§ Given information
Begin

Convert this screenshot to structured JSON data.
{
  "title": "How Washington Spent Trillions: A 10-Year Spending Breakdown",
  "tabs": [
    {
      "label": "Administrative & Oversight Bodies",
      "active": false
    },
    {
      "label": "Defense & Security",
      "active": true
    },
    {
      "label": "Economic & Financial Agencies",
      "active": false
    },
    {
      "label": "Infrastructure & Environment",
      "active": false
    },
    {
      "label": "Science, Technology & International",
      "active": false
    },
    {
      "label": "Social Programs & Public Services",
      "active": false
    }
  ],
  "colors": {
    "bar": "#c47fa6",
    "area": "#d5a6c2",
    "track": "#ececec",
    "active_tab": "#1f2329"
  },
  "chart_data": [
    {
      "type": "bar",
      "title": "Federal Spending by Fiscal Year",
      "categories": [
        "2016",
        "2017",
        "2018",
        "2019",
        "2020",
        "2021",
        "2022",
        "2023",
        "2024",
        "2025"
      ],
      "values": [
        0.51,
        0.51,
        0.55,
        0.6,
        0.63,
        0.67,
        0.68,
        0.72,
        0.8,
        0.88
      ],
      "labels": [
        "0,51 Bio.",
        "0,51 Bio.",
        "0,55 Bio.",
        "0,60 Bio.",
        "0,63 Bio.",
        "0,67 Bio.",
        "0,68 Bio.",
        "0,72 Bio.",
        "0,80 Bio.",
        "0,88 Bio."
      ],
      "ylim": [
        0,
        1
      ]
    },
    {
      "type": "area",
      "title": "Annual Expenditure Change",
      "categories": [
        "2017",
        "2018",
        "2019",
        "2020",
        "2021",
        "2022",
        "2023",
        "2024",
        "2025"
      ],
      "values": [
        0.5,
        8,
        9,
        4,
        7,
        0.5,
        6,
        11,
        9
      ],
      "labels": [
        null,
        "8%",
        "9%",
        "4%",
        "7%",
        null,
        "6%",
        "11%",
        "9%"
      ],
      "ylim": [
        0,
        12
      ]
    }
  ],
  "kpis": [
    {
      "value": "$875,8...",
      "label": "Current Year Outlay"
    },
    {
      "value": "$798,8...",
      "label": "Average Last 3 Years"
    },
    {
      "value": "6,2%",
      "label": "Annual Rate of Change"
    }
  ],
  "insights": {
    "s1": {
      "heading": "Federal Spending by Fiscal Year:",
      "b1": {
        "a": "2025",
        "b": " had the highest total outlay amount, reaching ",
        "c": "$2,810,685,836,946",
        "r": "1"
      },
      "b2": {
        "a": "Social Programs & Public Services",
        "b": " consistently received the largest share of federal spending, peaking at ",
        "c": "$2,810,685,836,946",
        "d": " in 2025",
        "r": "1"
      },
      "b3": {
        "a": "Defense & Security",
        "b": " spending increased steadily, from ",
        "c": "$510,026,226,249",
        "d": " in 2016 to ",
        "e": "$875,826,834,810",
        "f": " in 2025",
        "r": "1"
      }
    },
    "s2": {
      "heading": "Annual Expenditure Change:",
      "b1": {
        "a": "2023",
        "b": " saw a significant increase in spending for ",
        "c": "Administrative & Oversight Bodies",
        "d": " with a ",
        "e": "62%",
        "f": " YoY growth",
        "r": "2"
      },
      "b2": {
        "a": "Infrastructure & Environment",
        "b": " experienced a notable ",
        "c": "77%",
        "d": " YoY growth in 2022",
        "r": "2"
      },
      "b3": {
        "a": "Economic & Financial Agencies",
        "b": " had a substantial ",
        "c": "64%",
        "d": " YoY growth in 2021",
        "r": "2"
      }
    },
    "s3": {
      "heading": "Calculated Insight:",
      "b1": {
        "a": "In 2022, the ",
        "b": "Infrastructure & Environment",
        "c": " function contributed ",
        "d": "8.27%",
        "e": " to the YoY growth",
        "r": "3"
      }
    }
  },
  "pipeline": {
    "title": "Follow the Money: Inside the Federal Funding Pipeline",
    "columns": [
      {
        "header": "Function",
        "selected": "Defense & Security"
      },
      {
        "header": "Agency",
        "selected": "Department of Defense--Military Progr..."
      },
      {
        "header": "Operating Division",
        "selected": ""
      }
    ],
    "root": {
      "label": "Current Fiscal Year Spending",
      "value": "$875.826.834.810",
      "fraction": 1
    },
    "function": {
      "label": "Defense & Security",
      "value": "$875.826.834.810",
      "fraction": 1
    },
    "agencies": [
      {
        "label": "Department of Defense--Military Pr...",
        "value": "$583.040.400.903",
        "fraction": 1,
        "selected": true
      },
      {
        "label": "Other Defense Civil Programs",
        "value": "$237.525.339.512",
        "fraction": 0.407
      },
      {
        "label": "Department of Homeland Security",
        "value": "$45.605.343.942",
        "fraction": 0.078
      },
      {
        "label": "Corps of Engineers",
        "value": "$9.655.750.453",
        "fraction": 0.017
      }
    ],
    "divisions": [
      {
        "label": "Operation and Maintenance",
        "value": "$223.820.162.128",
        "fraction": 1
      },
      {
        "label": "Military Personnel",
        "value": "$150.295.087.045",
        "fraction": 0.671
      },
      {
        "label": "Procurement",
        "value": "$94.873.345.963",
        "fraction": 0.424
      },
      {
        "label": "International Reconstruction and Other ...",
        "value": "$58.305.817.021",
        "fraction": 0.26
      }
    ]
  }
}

End

Write out every line of the records exactly.

§ Exercise result
Convert this screenshot to structured JSON data.
{
  "title": "How Washington Spent Trillions: A 10-Year Spending Breakdown",
  "tabs": [
    {
      "label": "Administrative & Oversight Bodies",
      "active": false
    },
    {
      "label": "Defense & Security",
      "active": true
    },
    {
      "label": "Economic & Financial Agencies",
      "active": false
    },
    {
      "label": "Infrastructure & Environment",
      "active": false
    },
    {
      "label": "Science, Technology & International",
      "active": false
    },
    {
      "label": "Social Programs & Public Services",
      "active": false
    }
  ],
  "colors": {
    "bar": "#c47fa6",
    "area": "#d5a6c2",
    "track": "#ececec",
    "active_tab": "#1f2329"
  },
  "chart_data": [
    {
      "type": "bar",
      "title": "Federal Spending by Fiscal Year",
      "categories": [
        "2016",
        "2017",
        "2018",
        "2019",
        "2020",
        "2021",
        "2022",
        "2023",
        "2024",
        "2025"
      ],
      "values": [
        0.51,
        0.51,
        0.55,
        0.6,
        0.63,
        0.67,
        0.68,
        0.72,
        0.8,
        0.88
      ],
      "labels": [
        "0,51 Bio.",
        "0,51 Bio.",
        "0,55 Bio.",
        "0,60 Bio.",
        "0,63 Bio.",
        "0,67 Bio.",
        "0,68 Bio.",
        "0,72 Bio.",
        "0,80 Bio.",
        "0,88 Bio."
      ],
      "ylim": [
        0,
        1
      ]
    },
    {
      "type": "area",
      "title": "Annual Expenditure Change",
      "categories": [
        "2017",
        "2018",
        "2019",
        "2020",
        "2021",
        "2022",
        "2023",
        "2024",
        "2025"
      ],
      "values": [
        0.5,
        8,
        9,
        4,
        7,
        0.5,
        6,
        11,
        9
      ],
      "labels": [
        null,
        "8%",
        "9%",
        "4%",
        "7%",
        null,
        "6%",
        "11%",
        "9%"
      ],
      "ylim": [
        0,
        12
      ]
    }
  ],
  "kpis": [
    {
      "value": "$875,8...",
      "label": "Current Year Outlay"
    },
    {
      "value": "$798,8...",
      "label": "Average Last 3 Years"
    },
    {
      "value": "6,2%",
      "label": "Annual Rate of Change"
    }
  ],
  "insights": {
    "s1": {
      "heading": "Federal Spending by Fiscal Year:",
      "b1": {
        "a": "2025",
        "b": " had the highest total outlay amount, reaching ",
        "c": "$2,810,685,836,946",
        "r": "1"
      },
      "b2": {
        "a": "Social Programs & Public Services",
        "b": " consistently received the largest share of federal spending, peaking at ",
        "c": "$2,810,685,836,946",
        "d": " in 2025",
        "r": "1"
      },
      "b3": {
        "a": "Defense & Security",
        "b": " spending increased steadily, from ",
        "c": "$510,026,226,249",
        "d": " in 2016 to ",
        "e": "$875,826,834,810",
        "f": " in 2025",
        "r": "1"
      }
    },
    "s2": {
      "heading": "Annual Expenditure Change:",
      "b1": {
        "a": "2023",
        "b": " saw a significant increase in spending for ",
        "c": "Administrative & Oversight Bodies",
        "d": " with a ",
        "e": "62%",
        "f": " YoY growth",
        "r": "2"
      },
      "b2": {
        "a": "Infrastructure & Environment",
        "b": " experienced a notable ",
        "c": "77%",
        "d": " YoY growth in 2022",
        "r": "2"
      },
      "b3": {
        "a": "Economic & Financial Agencies",
        "b": " had a substantial ",
        "c": "64%",
        "d": " YoY growth in 2021",
        "r": "2"
      }
    },
    "s3": {
      "heading": "Calculated Insight:",
      "b1": {
        "a": "In 2022, the ",
        "b": "Infrastructure & Environment",
        "c": " function contributed ",
        "d": "8.27%",
        "e": " to the YoY growth",
        "r": "3"
      }
    }
  },
  "pipeline": {
    "title": "Follow the Money: Inside the Federal Funding Pipeline",
    "columns": [
      {
        "header": "Function",
        "selected": "Defense & Security"
      },
      {
        "header": "Agency",
        "selected": "Department of Defense--Military Progr..."
      },
      {
        "header": "Operating Division",
        "selected": ""
      }
    ],
    "root": {
      "label": "Current Fiscal Year Spending",
      "value": "$875.826.834.810",
      "fraction": 1
    },
    "function": {
      "label": "Defense & Security",
      "value": "$875.826.834.810",
      "fraction": 1
    },
    "agencies": [
      {
        "label": "Department of Defense--Military Pr...",
        "value": "$583.040.400.903",
        "fraction": 1,
        "selected": true
      },
      {
        "label": "Other Defense Civil Programs",
        "value": "$237.525.339.512",
        "fraction": 0.407
      },
      {
        "label": "Department of Homeland Security",
        "value": "$45.605.343.942",
        "fraction": 0.078
      },
      {
        "label": "Corps of Engineers",
        "value": "$9.655.750.453",
        "fraction": 0.017
      }
    ],
    "divisions": [
      {
        "label": "Operation and Maintenance",
        "value": "$223.820.162.128",
        "fraction": 1
      },
      {
        "label": "Military Personnel",
        "value": "$150.295.087.045",
        "fraction": 0.671
      },
      {
        "label": "Procurement",
        "value": "$94.873.345.963",
        "fraction": 0.424
      },
      {
        "label": "International Reconstruction and Other ...",
        "value": "$58.305.817.021",
        "fraction": 0.26
      }
    ]
  }
}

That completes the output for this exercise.